Every record that follows should be printed verbatim.

DATA LISTING:

=====

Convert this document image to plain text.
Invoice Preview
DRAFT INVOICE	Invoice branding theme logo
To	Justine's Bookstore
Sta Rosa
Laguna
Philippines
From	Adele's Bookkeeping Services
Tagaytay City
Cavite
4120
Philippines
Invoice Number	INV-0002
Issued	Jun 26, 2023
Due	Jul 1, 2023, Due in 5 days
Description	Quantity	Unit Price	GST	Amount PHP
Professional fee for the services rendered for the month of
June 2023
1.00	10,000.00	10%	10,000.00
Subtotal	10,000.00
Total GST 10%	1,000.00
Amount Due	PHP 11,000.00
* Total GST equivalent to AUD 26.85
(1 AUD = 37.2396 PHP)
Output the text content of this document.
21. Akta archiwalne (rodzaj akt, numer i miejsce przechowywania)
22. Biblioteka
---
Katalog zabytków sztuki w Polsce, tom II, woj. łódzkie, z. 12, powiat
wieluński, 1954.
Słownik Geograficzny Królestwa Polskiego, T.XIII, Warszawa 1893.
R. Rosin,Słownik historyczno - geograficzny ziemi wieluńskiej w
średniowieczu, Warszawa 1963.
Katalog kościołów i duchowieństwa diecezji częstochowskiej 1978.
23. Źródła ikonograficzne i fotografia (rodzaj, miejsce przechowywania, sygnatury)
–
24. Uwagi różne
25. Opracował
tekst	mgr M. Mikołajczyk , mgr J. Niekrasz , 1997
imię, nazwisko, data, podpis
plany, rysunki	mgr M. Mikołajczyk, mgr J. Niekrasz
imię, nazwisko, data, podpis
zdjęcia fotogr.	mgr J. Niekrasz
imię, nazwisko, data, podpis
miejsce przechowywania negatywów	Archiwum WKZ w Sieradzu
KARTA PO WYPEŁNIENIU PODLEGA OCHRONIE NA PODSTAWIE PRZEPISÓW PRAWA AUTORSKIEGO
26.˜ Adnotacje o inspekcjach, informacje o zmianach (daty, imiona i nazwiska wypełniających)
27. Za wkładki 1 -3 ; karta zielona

=====

EXERCISE ANSWER:
Convert this document image to plain text.
Invoice Preview
DRAFT INVOICE	Invoice branding theme logo
To	Justine's Bookstore
Sta Rosa
Laguna
Philippines
From	Adele's Bookkeeping Services
Tagaytay City
Cavite
4120
Philippines
Invoice Number	INV-0002
Issued	Jun 26, 2023
Due	Jul 1, 2023, Due in 5 days
Description	Quantity	Unit Price	GST	Amount PHP
Professional fee for the services rendered for the month of
June 2023
1.00	10,000.00	10%	10,000.00
Subtotal	10,000.00
Total GST 10%	1,000.00
Amount Due	PHP 11,000.00
* Total GST equivalent to AUD 26.85
(1 AUD = 37.2396 PHP)
Output the text content of this document.
21. Akta archiwalne (rodzaj akt, numer i miejsce przechowywania)
22. Biblioteka
---
Katalog zabytków sztuki w Polsce, tom II, woj. łódzkie, z. 12, powiat
wieluński, 1954.
Słownik Geograficzny Królestwa Polskiego, T.XIII, Warszawa 1893.
R. Rosin,Słownik historyczno - geograficzny ziemi wieluńskiej w
średniowieczu, Warszawa 1963.
Katalog kościołów i duchowieństwa diecezji częstochowskiej 1978.
23. Źródła ikonograficzne i fotografia (rodzaj, miejsce przechowywania, sygnatury)
–
24. Uwagi różne
25. Opracował
tekst	mgr M. Mikołajczyk , mgr J. Niekrasz , 1997
imię, nazwisko, data, podpis
plany, rysunki	mgr M. Mikołajczyk, mgr J. Niekrasz
imię, nazwisko, data, podpis
zdjęcia fotogr.	mgr J. Niekrasz
imię, nazwisko, data, podpis
miejsce przechowywania negatywów	Archiwum WKZ w Sieradzu
KARTA PO WYPEŁNIENIU PODLEGA OCHRONIE NA PODSTAWIE PRZEPISÓW PRAWA AUTORSKIEGO
26.˜ Adnotacje o inspekcjach, informacje o zmianach (daty, imiona i nazwiska wypełniających)
27. Za wkładki 1 -3 ; karta zielona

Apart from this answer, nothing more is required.